Dataset rows about figures
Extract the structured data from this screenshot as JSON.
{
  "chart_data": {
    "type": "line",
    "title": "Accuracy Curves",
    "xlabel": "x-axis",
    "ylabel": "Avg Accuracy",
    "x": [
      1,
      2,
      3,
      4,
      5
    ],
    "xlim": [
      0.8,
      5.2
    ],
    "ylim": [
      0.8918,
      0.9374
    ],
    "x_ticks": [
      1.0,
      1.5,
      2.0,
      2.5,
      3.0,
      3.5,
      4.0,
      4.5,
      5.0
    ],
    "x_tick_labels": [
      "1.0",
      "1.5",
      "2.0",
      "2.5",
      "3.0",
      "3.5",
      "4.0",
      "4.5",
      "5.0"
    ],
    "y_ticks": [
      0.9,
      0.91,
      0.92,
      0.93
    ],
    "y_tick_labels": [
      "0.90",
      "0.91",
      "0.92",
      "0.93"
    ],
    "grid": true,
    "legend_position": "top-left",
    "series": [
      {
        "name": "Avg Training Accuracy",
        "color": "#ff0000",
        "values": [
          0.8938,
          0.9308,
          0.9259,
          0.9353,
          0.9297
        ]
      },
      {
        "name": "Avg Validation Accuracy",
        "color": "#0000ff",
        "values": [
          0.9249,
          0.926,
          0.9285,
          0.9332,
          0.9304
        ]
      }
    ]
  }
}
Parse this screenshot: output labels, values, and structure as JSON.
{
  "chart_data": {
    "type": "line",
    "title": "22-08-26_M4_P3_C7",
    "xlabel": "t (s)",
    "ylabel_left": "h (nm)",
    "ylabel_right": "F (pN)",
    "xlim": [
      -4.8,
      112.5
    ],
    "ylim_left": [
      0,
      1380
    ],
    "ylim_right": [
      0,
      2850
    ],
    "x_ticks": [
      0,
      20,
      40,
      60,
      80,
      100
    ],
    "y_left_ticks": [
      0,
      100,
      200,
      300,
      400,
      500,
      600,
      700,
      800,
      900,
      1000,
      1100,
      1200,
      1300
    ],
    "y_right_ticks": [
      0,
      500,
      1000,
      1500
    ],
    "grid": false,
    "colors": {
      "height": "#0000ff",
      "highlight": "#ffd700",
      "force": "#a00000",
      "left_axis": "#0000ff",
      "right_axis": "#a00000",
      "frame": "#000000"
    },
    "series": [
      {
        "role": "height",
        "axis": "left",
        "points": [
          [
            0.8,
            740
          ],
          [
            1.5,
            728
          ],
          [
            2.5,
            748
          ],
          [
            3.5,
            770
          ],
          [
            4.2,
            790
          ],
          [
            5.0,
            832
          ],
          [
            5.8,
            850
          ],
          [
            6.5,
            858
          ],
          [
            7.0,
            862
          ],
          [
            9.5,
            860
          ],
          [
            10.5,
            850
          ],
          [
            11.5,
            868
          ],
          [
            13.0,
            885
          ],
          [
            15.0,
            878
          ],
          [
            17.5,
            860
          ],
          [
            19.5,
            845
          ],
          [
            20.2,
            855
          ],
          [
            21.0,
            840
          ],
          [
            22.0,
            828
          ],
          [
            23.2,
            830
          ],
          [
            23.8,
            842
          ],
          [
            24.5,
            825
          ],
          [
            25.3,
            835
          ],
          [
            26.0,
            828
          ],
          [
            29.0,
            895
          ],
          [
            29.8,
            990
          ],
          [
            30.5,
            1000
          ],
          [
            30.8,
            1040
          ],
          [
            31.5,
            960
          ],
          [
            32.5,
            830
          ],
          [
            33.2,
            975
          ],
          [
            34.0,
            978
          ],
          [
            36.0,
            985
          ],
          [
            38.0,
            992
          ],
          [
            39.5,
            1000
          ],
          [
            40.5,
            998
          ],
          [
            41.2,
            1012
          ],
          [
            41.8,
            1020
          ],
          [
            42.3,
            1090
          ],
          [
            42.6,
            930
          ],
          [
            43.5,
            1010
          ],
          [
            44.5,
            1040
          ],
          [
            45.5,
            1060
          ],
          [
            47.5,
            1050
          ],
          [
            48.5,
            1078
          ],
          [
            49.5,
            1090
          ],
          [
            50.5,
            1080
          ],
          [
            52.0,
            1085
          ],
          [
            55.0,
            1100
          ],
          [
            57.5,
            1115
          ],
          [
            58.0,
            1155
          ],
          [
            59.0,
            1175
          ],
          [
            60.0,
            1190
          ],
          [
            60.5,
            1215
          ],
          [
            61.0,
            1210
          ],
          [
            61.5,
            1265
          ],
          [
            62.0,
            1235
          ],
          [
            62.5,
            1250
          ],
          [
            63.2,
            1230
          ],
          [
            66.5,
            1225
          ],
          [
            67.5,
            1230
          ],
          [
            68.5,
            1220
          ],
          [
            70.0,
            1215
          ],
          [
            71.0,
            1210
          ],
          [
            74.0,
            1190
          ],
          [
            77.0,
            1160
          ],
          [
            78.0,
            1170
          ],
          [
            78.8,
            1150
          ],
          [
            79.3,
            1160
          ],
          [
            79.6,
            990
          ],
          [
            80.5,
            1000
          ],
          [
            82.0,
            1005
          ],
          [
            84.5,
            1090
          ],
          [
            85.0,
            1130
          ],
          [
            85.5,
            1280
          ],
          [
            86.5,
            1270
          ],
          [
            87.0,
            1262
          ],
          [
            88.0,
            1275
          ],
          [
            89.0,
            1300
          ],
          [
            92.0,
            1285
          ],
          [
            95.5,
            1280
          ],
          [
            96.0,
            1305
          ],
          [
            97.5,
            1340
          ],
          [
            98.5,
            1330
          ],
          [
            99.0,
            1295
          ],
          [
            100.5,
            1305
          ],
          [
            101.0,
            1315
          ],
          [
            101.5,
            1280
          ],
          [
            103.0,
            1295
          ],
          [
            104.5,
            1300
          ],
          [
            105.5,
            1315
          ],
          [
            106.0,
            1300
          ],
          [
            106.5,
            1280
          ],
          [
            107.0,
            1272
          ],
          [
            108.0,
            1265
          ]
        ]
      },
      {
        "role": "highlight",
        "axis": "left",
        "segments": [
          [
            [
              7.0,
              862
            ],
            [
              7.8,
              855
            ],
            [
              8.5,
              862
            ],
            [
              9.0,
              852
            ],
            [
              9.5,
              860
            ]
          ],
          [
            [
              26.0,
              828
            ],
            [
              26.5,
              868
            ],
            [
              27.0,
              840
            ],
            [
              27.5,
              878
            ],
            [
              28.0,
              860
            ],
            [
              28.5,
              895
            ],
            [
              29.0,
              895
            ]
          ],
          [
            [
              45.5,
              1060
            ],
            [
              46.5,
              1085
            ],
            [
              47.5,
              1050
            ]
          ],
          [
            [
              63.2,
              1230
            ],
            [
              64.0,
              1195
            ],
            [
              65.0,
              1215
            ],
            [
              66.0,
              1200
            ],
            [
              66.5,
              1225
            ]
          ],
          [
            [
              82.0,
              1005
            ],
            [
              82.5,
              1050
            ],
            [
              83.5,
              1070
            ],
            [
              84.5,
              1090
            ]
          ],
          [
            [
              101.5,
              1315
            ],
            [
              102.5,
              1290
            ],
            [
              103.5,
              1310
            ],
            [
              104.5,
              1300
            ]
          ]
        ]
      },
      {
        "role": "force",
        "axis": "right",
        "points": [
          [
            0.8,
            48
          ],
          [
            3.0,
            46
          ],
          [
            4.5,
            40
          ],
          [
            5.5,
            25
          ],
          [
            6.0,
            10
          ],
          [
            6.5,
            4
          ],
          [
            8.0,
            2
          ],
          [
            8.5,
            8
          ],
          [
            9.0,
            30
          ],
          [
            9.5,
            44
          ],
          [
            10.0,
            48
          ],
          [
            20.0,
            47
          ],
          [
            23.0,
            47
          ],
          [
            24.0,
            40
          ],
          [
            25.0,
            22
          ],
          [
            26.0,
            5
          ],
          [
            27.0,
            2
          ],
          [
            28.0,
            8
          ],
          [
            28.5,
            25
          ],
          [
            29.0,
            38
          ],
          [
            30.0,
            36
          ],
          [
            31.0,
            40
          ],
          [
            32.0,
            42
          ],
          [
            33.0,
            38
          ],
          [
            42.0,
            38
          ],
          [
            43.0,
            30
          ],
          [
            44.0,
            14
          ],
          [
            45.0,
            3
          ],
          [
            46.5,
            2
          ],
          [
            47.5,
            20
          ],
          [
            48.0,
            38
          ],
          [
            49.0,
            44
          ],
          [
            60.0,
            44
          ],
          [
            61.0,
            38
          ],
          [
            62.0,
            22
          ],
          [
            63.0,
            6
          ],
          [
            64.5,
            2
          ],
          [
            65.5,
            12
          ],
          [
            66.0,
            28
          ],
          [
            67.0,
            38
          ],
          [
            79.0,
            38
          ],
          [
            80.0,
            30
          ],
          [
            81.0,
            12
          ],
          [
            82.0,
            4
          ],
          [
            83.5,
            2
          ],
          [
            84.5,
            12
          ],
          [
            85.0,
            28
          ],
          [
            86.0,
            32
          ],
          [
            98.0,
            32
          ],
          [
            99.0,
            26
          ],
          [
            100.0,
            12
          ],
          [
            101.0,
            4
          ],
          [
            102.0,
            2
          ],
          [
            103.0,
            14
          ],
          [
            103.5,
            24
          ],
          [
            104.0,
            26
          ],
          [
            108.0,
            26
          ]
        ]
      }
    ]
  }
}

• _Brief_: Copy out every line from the material above in which the word "role" appears.

• _Output below_:
        "role": "height",
        "role": "highlight",
        "role": "force",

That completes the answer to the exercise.